**WORK INSTRUCTIONS**
Locate the lines of the listing below that hold "Joystick", then copy each of them.

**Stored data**
= = = = = = =

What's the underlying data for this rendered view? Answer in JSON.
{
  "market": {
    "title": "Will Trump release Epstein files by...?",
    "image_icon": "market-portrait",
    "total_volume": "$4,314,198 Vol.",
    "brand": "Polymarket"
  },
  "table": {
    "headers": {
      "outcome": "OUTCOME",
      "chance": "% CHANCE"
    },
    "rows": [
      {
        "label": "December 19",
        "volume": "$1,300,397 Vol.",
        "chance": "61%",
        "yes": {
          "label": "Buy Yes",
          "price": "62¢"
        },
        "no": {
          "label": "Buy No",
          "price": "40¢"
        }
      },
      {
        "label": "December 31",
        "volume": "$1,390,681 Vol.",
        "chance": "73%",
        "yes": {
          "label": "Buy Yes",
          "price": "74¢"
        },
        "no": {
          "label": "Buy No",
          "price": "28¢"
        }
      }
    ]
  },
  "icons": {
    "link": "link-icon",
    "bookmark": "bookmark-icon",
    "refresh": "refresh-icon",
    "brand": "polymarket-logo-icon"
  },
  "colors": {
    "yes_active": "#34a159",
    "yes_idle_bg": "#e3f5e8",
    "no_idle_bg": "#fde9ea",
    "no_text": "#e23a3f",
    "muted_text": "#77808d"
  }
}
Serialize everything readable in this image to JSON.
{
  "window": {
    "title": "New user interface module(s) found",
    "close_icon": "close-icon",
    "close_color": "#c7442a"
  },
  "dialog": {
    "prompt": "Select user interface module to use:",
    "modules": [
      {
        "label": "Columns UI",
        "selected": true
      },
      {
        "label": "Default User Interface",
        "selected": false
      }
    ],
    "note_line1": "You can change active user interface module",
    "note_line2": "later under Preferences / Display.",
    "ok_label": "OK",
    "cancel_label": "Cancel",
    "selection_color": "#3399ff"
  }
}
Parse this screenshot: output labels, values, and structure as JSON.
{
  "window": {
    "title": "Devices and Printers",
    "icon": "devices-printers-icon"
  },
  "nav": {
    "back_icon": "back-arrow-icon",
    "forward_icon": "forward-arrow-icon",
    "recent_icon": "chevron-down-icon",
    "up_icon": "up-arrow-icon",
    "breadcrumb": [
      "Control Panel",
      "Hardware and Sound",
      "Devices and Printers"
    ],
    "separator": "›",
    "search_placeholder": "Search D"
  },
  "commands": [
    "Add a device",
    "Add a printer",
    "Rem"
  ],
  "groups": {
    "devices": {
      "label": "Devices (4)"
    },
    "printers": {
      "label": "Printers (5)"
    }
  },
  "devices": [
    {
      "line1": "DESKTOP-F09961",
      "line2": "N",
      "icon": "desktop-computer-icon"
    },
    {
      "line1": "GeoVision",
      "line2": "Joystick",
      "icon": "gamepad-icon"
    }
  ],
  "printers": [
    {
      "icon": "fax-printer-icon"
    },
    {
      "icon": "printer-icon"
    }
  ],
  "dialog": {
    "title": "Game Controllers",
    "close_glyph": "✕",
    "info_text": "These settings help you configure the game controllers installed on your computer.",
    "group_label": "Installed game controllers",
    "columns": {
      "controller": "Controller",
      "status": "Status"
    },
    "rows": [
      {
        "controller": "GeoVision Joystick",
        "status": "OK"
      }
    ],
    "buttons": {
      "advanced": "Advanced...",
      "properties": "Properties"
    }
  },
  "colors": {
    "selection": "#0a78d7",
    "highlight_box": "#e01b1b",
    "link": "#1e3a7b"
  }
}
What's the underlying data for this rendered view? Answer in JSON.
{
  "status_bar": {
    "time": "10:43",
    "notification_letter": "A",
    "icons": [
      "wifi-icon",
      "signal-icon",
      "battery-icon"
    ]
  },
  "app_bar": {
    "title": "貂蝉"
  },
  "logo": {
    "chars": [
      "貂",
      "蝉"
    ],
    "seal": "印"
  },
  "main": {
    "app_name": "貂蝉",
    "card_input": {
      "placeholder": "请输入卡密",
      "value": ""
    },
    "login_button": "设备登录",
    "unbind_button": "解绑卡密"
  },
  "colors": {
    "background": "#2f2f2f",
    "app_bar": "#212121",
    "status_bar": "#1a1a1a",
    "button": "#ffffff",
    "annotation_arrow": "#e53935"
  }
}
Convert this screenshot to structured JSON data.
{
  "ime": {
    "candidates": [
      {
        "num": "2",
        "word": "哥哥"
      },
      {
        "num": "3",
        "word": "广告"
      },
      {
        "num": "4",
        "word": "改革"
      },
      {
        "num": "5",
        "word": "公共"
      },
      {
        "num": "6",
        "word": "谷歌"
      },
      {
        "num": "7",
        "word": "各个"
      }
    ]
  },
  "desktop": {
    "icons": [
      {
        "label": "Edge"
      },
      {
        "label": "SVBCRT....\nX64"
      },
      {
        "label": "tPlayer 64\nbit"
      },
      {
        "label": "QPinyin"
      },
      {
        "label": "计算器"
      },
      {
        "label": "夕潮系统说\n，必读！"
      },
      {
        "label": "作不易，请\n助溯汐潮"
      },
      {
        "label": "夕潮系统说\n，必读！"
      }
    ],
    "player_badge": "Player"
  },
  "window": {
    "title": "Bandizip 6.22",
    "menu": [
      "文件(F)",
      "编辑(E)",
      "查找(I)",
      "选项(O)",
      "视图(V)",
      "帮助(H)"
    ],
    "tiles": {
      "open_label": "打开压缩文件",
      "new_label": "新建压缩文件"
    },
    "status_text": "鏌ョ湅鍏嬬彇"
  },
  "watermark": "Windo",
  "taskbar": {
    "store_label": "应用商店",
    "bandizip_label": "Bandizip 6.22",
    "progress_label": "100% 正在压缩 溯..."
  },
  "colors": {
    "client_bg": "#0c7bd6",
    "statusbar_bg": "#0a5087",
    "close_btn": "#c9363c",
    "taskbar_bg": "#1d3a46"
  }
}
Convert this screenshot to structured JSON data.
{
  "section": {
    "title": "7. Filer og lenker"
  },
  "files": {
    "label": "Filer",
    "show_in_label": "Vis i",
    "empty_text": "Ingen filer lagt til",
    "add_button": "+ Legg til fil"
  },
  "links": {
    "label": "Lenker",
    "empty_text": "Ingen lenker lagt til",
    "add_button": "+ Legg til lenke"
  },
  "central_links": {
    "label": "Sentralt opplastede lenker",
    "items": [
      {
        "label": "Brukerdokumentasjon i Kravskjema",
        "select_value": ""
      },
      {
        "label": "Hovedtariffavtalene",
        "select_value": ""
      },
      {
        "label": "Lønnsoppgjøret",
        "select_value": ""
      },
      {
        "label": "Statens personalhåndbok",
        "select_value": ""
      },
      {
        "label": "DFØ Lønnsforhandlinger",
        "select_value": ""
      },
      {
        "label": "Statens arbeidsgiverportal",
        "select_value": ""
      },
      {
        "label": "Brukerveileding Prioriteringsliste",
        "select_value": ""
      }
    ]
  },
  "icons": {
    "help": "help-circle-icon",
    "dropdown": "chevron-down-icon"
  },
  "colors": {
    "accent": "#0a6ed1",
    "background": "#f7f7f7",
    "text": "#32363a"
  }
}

= = = = = = =

**TASK RESULT**
      "line2": "Joystick",
        "controller": "GeoVision Joystick",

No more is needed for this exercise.